What is needed: Go through the listing below and gather every line with the word "several".

##### Exercise materials #####

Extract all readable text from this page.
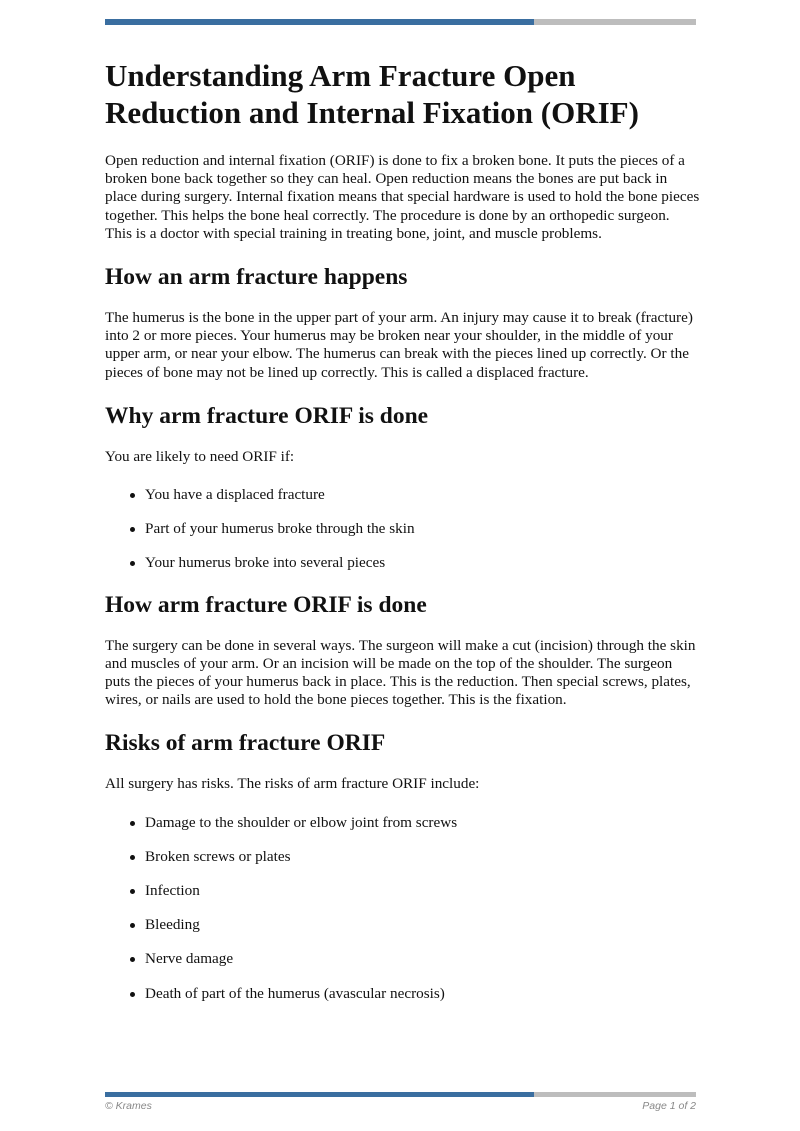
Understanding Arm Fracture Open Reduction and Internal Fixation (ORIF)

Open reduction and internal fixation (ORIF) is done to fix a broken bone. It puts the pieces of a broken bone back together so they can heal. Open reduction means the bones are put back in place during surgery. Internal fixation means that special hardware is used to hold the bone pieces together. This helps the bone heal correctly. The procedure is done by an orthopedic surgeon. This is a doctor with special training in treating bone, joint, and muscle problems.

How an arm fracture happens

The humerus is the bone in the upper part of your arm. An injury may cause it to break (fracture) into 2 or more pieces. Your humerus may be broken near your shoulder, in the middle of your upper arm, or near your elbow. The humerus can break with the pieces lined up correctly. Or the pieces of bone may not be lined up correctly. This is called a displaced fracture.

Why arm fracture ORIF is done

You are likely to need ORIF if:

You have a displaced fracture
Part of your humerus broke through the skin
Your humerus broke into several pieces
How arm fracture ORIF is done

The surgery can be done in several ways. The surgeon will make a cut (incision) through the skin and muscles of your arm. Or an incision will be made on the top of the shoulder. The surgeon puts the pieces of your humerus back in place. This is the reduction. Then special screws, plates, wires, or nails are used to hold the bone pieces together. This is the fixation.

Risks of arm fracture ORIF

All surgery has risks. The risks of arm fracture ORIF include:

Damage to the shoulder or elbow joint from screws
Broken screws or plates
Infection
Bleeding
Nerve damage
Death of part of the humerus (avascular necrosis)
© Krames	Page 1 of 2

#####
##### Exercise materials #####

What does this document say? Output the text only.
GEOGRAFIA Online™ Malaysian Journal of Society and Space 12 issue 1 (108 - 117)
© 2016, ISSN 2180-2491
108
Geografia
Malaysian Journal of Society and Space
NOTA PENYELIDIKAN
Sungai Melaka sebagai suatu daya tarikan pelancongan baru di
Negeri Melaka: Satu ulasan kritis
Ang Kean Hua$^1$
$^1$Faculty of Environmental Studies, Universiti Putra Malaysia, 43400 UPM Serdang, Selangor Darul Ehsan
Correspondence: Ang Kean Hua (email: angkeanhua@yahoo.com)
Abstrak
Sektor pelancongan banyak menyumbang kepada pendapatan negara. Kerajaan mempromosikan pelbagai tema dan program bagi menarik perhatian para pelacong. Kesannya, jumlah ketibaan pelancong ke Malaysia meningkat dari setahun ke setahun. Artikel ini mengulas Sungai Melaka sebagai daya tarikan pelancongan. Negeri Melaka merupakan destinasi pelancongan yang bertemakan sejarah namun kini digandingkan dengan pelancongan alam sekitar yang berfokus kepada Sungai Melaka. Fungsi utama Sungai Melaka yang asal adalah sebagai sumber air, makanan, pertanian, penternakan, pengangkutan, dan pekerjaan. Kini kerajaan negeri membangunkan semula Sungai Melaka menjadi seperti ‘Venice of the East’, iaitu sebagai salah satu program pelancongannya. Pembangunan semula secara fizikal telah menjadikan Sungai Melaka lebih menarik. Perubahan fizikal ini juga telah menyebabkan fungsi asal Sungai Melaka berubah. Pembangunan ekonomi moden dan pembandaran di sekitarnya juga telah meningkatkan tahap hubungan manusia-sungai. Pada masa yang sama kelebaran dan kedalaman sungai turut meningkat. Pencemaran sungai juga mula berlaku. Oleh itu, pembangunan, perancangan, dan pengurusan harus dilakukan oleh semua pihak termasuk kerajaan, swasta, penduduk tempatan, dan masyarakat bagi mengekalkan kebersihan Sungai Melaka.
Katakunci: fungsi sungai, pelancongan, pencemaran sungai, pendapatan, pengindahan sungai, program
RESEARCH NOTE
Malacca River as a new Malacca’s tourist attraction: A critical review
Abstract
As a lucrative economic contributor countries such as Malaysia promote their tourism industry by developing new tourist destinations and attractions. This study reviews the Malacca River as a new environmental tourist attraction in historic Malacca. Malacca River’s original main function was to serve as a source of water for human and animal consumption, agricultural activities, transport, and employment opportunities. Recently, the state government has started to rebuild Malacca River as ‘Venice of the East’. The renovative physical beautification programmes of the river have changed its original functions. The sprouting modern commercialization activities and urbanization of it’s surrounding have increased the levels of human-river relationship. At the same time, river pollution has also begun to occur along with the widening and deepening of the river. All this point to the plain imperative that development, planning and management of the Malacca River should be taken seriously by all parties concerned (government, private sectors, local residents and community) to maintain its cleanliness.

#####
##### Exercise materials #####

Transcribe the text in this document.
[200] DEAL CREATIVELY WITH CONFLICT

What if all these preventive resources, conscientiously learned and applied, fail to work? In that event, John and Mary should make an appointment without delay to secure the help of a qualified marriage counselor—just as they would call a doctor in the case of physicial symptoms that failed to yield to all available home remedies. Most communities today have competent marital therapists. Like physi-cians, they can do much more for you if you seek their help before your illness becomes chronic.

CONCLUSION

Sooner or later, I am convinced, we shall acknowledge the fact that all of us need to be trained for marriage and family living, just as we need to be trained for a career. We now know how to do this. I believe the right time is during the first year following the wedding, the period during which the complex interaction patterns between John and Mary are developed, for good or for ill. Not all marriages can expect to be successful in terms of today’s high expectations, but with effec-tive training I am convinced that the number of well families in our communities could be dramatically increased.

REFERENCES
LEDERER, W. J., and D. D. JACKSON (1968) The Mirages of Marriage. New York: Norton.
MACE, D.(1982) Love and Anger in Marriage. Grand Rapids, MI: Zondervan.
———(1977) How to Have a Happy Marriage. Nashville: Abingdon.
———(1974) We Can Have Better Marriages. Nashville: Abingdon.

#####

Answer for this exercise:
Your humerus broke into several pieces
The surgery can be done in several ways. The surgeon will make a cut (incision) through the skin and muscles of your arm. Or an incision will be made on the top of the shoulder. The surgeon puts the pieces of your humerus back in place. This is the reduction. Then special screws, plates, wires, or nails are used to hold the bone pieces together. This is the fixation.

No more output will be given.